▸ GIVEN INSTRUCTION:
Check each line of the records below for the word "title" and copy those where it appears.

-- BEGIN RAW RECORDS --

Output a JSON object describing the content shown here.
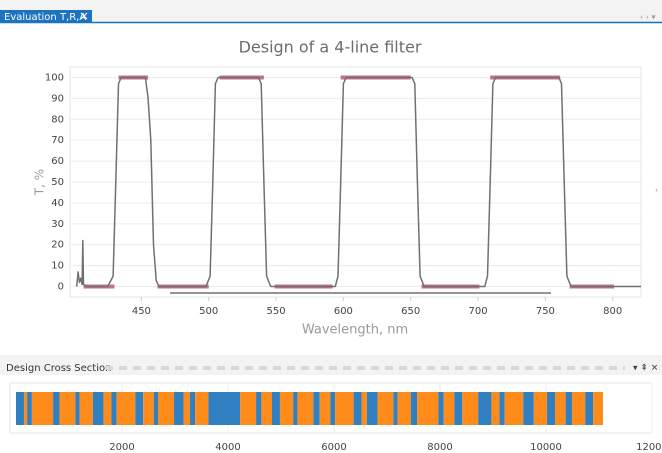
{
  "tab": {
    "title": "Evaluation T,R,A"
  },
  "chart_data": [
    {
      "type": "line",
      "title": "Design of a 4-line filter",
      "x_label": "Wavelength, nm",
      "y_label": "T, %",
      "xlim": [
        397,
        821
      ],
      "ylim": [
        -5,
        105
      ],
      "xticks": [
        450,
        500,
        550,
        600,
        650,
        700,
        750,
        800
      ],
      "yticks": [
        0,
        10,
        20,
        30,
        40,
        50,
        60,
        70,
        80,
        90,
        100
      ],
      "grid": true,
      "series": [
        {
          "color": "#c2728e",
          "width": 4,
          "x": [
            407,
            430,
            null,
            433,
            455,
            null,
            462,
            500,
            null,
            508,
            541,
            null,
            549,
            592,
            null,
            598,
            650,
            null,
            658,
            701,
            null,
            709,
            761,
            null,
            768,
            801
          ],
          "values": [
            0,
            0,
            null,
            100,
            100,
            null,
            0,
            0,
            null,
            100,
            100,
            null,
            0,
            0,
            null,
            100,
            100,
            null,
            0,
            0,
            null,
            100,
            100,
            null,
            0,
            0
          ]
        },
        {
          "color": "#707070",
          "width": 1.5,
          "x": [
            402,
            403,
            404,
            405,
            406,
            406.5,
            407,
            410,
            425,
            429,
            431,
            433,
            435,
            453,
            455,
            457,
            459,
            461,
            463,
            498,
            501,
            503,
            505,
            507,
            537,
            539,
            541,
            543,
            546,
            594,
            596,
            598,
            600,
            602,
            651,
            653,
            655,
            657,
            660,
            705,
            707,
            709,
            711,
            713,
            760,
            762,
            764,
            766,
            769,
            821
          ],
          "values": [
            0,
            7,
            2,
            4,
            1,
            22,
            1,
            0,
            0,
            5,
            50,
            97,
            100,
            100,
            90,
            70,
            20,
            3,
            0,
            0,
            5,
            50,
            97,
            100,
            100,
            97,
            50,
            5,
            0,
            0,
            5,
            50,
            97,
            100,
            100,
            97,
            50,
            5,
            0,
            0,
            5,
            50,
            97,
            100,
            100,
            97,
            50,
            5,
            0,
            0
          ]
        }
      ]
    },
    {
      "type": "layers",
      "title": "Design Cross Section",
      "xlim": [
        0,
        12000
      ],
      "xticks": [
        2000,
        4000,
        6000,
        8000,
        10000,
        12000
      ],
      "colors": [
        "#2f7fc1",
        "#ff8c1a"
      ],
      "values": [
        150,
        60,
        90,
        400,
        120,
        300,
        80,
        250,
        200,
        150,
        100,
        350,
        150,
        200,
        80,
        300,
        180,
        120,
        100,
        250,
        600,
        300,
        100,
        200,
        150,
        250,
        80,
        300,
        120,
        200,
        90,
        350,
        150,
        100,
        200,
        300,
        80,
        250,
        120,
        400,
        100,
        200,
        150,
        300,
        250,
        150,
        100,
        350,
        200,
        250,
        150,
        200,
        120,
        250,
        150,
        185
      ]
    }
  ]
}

-- END RAW RECORDS --

▸ FINAL ANSWER:
    "title": "Evaluation T,R,A"
      "title": "Design of a 4-line filter",
      "title": "Design Cross Section",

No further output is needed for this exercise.